(Collection entries)

------------------------------------------------------------

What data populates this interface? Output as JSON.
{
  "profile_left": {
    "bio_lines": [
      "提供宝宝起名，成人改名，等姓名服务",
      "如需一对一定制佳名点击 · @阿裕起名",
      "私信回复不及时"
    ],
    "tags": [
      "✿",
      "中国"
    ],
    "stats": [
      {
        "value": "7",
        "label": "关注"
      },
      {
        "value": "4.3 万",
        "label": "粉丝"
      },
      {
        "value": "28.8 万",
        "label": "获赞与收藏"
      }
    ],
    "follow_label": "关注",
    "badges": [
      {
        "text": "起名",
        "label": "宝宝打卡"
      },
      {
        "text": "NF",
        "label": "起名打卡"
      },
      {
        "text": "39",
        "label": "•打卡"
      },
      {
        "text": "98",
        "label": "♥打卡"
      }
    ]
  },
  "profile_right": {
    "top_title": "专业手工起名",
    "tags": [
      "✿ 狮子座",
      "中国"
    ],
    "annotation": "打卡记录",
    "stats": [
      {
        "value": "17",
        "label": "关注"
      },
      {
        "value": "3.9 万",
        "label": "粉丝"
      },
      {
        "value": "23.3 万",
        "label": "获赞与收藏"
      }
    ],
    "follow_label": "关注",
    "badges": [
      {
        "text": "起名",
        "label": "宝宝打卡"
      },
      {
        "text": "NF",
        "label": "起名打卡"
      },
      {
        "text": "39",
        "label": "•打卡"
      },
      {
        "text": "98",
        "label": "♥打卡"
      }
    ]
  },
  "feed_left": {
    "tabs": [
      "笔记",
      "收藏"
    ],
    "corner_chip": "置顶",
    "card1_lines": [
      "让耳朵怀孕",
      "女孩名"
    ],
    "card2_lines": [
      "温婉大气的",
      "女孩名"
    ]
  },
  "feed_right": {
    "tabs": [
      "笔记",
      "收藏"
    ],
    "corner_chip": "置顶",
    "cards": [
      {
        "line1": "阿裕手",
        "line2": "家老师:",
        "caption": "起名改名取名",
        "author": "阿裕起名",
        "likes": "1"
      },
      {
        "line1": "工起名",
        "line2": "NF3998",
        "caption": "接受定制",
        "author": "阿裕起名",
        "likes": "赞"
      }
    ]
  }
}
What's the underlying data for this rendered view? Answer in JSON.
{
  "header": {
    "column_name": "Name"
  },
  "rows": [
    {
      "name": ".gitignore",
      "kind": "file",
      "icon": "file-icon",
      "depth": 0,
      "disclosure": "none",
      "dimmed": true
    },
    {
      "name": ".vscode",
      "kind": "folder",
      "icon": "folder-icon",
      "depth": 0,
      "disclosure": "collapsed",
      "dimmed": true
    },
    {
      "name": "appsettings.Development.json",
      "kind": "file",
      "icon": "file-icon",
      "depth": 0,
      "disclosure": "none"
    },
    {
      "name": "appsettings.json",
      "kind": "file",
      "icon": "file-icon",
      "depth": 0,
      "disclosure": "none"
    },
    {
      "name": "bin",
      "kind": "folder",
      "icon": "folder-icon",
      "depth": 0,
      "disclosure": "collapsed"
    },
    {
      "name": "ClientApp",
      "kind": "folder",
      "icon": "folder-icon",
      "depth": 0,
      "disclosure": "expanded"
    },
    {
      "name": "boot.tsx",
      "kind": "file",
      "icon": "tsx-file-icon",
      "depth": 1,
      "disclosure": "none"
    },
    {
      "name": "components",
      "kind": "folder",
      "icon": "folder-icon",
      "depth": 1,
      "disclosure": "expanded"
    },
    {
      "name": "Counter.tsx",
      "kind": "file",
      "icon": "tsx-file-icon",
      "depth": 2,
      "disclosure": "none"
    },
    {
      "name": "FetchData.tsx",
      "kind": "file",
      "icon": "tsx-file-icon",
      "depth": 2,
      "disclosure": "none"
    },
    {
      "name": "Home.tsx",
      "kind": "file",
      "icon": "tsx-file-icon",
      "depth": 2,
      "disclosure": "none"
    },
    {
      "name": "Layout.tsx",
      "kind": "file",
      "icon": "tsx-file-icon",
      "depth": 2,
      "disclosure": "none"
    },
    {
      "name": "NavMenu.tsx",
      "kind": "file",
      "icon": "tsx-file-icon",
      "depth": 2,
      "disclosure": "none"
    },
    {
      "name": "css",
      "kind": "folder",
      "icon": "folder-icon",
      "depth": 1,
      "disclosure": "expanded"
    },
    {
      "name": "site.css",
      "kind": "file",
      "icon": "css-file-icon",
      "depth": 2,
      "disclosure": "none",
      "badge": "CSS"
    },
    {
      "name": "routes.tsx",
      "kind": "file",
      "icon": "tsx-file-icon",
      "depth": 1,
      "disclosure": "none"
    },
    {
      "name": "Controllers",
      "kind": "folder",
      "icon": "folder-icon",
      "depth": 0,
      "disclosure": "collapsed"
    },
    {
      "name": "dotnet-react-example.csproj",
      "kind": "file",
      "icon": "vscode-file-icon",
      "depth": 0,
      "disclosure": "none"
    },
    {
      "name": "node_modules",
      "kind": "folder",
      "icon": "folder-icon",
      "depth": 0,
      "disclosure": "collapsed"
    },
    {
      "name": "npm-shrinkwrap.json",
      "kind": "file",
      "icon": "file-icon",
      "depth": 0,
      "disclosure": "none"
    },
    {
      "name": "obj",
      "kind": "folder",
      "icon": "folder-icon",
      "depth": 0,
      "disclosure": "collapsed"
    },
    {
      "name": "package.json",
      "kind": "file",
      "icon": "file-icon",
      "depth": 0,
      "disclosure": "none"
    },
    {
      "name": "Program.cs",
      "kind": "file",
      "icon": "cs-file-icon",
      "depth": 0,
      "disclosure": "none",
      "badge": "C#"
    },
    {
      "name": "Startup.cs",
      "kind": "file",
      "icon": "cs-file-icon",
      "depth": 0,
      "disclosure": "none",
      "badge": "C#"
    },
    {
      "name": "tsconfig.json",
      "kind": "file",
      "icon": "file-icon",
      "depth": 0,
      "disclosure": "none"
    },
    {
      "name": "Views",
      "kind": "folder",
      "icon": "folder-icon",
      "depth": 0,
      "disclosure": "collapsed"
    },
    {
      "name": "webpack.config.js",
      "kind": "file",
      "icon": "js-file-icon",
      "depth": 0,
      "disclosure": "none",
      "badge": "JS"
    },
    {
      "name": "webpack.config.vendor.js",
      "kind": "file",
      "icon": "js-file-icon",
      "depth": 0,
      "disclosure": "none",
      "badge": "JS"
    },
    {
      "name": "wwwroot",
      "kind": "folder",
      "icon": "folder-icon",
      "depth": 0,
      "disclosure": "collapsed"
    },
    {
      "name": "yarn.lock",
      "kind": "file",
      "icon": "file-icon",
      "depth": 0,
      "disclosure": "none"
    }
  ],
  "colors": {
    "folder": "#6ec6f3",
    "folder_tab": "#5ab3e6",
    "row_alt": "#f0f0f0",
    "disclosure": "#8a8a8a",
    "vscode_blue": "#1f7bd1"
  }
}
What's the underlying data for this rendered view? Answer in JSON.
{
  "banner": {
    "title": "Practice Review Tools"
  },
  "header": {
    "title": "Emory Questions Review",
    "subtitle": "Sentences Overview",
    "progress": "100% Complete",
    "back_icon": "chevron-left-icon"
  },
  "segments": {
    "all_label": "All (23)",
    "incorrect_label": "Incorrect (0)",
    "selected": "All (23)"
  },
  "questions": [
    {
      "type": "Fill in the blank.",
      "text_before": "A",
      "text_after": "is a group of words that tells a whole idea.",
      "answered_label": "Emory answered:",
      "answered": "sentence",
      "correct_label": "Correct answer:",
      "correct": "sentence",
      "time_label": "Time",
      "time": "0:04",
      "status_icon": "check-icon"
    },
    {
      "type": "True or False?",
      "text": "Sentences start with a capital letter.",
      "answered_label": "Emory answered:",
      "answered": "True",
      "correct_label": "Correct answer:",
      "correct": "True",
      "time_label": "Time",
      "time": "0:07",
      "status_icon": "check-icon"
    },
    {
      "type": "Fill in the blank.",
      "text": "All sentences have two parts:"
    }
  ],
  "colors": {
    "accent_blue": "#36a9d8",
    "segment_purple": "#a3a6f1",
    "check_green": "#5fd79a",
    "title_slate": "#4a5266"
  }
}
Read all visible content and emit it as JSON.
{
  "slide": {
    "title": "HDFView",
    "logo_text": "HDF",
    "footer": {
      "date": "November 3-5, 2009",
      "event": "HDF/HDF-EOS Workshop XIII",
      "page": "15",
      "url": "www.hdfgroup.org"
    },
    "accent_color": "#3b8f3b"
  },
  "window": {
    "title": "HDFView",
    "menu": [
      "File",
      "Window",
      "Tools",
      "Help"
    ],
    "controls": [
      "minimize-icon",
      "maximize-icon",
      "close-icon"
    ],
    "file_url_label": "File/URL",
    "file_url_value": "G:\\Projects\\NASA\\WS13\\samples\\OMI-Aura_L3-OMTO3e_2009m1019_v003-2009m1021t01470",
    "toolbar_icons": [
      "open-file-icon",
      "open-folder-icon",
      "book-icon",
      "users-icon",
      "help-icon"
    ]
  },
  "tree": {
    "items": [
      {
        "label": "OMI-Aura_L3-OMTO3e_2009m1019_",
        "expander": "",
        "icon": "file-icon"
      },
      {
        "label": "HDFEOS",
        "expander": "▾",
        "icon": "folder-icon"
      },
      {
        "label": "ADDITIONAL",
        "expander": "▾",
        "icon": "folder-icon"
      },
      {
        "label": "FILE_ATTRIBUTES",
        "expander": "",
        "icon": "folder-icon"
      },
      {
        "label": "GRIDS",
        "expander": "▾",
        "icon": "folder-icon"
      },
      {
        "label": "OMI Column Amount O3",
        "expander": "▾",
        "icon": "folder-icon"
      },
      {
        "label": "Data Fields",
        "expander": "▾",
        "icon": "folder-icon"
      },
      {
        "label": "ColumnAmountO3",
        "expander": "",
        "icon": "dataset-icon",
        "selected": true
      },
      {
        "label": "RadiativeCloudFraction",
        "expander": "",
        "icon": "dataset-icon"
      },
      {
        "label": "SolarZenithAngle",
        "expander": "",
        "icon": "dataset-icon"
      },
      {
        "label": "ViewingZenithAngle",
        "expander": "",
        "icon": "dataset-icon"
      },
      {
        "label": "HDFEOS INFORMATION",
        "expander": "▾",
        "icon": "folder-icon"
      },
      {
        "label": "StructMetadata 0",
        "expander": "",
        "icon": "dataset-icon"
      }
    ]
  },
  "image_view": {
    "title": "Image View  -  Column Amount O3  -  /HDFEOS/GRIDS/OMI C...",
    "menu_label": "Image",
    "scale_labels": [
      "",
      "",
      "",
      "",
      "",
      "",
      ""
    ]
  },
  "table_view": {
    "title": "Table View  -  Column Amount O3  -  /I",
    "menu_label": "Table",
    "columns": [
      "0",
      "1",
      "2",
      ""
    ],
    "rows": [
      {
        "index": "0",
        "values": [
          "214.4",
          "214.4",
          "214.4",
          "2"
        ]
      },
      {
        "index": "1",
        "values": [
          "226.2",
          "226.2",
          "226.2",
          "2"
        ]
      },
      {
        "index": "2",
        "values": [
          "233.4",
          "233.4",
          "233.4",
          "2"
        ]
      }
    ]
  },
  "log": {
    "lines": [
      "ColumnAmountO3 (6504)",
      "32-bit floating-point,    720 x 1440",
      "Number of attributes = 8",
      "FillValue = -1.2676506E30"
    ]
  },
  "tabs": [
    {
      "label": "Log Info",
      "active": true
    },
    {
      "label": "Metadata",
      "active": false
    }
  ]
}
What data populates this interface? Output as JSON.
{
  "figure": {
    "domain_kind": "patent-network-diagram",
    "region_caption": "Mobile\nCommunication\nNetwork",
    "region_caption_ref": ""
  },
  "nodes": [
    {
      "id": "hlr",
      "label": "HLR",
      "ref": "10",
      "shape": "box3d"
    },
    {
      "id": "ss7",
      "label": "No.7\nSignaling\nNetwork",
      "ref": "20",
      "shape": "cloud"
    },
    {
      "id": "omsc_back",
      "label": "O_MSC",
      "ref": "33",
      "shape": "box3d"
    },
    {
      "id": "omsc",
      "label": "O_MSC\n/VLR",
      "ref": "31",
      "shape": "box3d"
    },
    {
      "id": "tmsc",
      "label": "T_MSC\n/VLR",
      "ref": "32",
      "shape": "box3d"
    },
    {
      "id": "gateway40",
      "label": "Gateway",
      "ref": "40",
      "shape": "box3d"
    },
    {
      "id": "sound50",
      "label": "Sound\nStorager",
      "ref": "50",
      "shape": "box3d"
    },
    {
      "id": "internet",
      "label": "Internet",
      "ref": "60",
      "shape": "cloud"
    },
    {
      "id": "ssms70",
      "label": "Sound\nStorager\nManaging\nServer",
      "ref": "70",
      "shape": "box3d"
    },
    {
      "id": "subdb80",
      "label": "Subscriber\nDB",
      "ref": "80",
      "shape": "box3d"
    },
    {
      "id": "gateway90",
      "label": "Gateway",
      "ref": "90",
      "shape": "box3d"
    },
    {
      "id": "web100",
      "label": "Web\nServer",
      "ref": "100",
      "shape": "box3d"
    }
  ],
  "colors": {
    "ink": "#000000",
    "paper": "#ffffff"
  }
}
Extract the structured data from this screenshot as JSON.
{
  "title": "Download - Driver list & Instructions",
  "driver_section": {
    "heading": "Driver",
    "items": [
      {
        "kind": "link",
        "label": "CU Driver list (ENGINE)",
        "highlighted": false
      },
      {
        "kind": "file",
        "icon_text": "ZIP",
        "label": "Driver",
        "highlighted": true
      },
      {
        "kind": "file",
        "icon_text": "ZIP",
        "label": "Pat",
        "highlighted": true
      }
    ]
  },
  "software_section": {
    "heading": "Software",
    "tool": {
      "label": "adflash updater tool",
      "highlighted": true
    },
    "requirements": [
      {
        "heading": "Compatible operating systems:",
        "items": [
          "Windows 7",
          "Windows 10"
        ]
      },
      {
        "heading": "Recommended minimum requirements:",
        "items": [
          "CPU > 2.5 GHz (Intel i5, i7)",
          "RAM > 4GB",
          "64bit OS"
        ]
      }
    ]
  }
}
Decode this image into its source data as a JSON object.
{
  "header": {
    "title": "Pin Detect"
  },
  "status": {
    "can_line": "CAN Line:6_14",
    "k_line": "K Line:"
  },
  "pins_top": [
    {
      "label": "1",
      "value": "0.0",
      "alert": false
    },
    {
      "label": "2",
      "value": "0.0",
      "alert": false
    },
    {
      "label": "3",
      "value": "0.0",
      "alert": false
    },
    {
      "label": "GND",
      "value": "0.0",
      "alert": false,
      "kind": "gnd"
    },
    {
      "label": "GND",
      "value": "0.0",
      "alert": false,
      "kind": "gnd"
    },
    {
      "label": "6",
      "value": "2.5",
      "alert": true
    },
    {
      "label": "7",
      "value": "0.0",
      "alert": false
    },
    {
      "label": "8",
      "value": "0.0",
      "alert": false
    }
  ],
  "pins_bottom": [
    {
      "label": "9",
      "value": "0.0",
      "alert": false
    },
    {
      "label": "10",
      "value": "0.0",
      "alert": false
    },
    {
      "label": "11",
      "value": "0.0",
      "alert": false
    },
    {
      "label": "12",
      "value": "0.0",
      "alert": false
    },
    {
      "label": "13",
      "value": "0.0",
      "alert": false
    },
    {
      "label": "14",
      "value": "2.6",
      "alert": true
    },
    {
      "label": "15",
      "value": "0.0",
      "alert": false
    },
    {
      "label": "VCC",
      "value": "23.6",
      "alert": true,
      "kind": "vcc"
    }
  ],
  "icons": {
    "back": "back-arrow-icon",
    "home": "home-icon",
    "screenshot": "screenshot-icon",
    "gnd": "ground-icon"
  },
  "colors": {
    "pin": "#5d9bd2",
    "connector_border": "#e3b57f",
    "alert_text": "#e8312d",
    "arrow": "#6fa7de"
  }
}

------------------------------------------------------------

WHAT IS ASKED: In the records above, locate the lines holding the word "nStorager". Copy each of them.

ANSWER BELOW:
      "label": "Sound\nStorager",
      "label": "Sound\nStorager\nManaging\nServer",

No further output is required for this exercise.